## Start SOURCE EXTRACT
4 Proposals

Read time: 3 minutes


In science, research efforts are often paid for by federal, provincial, or private funding bodies. To get funding, scientists must submit exciting and concise research proposals that are reviewed by committees of other scientists. If you learn to write about your research in a simple and engaging way, your proposal will stand out from the crowd. In this chapter, you will learn about the specific structure and goals of research proposals, and find many resources to help you write your own.

Sections in this chapter

Audience and Style

A research proposal has a unique style that combines new ideas with clearly laid out goals and plans, where the author must demonstrate expertise without making the writing too complex. Proposals are often short, especially for scholarship applications (1-2 pages) or NSERC Discovery Grants (5 pages). In this small venue, the writer must convey research motivations, intended methods, goals, and the possible significance of the proposed work. The writing should be as concise and forthright as possible, even if the proposal is being reviewed by other scientists in the same field. Most of all, the main goal of the research should be written in a way that a layperson (non-scientist) could grasp. Before writing your research proposal think about the intended audience; if you aren’t sure, ask your colleagues or supervisor how the review process works.

Related to the audience is how your proposal is being graded. Check the funding body’s website for a detailed rubric (NSERC CGS rubric).

Proposals are often graded on the following criteria:

1) the quality of the research being proposed,

2) the ability and potential of the researcher, and

3) the potential significance and impact of the work.

Structure of a Proposal

The exact format of a research proposal will depend on where it is being submitted. Typical graduate scholarships require a 1-page proposal with strict guidelines for margins, spacing, and text size. Overall, a strong research proposal usually follows the format in Table 7.1. Ask your colleagues, friends, and research supervisor if they can share successful research proposals with you.
## End SOURCE EXTRACT
## Start EXTRACTED ENTRIES
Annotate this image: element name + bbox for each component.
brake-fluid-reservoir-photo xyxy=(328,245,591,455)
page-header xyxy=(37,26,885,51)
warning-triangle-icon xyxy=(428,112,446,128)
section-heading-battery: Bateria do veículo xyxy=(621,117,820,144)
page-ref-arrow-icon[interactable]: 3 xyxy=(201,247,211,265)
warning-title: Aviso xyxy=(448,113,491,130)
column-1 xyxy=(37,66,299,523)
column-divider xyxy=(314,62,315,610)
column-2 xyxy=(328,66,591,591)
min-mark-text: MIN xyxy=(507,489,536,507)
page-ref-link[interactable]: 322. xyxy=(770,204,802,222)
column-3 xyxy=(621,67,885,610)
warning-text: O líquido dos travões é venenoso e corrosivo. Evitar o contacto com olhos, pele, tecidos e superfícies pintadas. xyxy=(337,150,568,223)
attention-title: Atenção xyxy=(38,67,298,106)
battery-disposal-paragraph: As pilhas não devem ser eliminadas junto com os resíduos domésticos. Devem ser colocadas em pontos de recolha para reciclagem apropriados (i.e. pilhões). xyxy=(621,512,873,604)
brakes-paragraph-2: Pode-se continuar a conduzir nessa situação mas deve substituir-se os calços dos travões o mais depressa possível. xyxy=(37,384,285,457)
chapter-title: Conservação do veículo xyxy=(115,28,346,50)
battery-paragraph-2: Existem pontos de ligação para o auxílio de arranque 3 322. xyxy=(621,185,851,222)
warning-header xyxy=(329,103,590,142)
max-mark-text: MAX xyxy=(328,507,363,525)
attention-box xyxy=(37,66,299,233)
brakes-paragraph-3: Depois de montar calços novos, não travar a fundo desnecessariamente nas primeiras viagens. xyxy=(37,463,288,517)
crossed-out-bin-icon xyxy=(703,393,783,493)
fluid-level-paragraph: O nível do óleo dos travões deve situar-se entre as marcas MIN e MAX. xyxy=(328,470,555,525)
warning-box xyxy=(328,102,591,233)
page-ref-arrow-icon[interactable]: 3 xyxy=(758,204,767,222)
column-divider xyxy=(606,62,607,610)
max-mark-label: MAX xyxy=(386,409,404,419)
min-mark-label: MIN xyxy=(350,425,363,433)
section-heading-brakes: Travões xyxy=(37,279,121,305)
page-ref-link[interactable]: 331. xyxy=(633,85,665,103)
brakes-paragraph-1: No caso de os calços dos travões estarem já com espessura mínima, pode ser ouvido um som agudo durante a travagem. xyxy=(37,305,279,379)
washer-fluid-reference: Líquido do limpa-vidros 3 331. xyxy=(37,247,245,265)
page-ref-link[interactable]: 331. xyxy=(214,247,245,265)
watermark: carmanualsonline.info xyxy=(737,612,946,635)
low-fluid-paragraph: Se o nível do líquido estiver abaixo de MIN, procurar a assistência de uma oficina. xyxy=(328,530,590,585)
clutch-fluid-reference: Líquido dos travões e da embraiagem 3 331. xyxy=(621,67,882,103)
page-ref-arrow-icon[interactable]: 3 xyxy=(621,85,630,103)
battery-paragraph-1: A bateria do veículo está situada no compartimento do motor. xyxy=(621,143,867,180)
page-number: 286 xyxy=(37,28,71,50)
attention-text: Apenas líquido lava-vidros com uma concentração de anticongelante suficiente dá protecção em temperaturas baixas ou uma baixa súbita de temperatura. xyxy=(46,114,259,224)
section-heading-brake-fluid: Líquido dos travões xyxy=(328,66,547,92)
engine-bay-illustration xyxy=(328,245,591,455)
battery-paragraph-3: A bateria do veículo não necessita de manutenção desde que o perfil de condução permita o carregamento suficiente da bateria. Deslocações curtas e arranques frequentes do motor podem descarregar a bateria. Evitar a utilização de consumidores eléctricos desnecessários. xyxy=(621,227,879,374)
## End EXTRACTED ENTRIES
▸ WRITTEN TASK 1:
Answer these questions about the research proposals chapter:
(a) How many pages long are NSERC Discovery Grant proposals?
(b) Where should you look for a detailed grading rubric?
(c) What strict guidelines do typical graduate scholarship proposals set?
▸ WRITTEN TASK 2:
Write a continuation of the research proposals chapter, starting after its last sentence.

▸ REPLY 1:
(a) Five pages.
(b) On the funding body's website.
(c) Guidelines for margins, spacing, and text size.

▸ REPLY 2:
Table 7.1. A general format for a strong research proposal
1 Background and motivation Provide a general introduction to the topic and include the most relevant background literature. Write in a way that outlines the motivation for the work, and write a more general audience.
2 Current status and gaps Provide more detail on recent progress (yours or others) and point out specific gaps that motivate your proposed work.
3 Specific aims and hypotheses Explicitly and concisely state the aims of the proposed work. When describing a specific project or experiment, state the hypothesis.
4 Detailed plan and methods Be as detailed as possible about your plan and proposed methods, but avoid using complex language or jargon (this is a tough balancing act!). It is especially important for early career researchers to show that they know which methods are appropriate.
5 Significance and Impact Restate the aims (goals) of the work in a way that frames their potential impact on the field. Then, think big and discuss the broader implications that your work would have, including how it will benefit the general public.


Use the information in Module 1 to guide you in writing a concise and engaging research proposal. Usually, research proposals include at least one Figure, and you can find guidance on that in Module 2.

List of scholarships, awards, and available funding for graduate students.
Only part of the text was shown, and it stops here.